■ TASK BRIEF
All the data should be repeated exactly. Any image in it is left out.

■ DATA SUPPLIED
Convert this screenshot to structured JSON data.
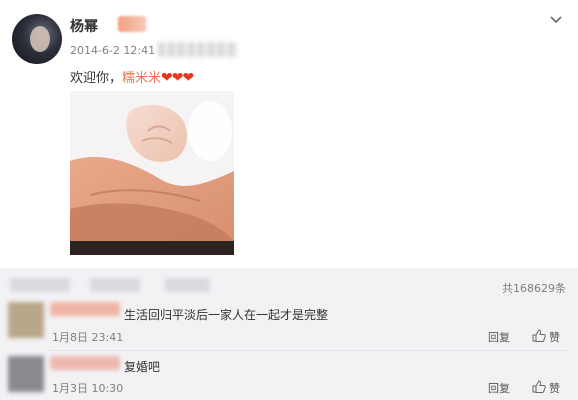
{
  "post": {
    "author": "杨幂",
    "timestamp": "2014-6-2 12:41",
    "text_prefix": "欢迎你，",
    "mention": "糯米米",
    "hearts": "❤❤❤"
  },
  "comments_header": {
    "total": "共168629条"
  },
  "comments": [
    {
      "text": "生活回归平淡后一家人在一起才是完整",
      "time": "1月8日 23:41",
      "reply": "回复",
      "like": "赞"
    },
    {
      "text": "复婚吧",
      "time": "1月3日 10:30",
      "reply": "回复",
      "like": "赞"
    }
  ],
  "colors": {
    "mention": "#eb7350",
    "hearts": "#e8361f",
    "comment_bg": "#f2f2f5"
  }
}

■ THE COMPLETED TASK
Convert this screenshot to structured JSON data.
{
  "post": {
    "author": "杨幂",
    "timestamp": "2014-6-2 12:41",
    "text_prefix": "欢迎你，",
    "mention": "糯米米",
    "hearts": "❤❤❤"
  },
  "comments_header": {
    "total": "共168629条"
  },
  "comments": [
    {
      "text": "生活回归平淡后一家人在一起才是完整",
      "time": "1月8日 23:41",
      "reply": "回复",
      "like": "赞"
    },
    {
      "text": "复婚吧",
      "time": "1月3日 10:30",
      "reply": "回复",
      "like": "赞"
    }
  ],
  "colors": {
    "mention": "#eb7350",
    "hearts": "#e8361f",
    "comment_bg": "#f2f2f5"
  }
}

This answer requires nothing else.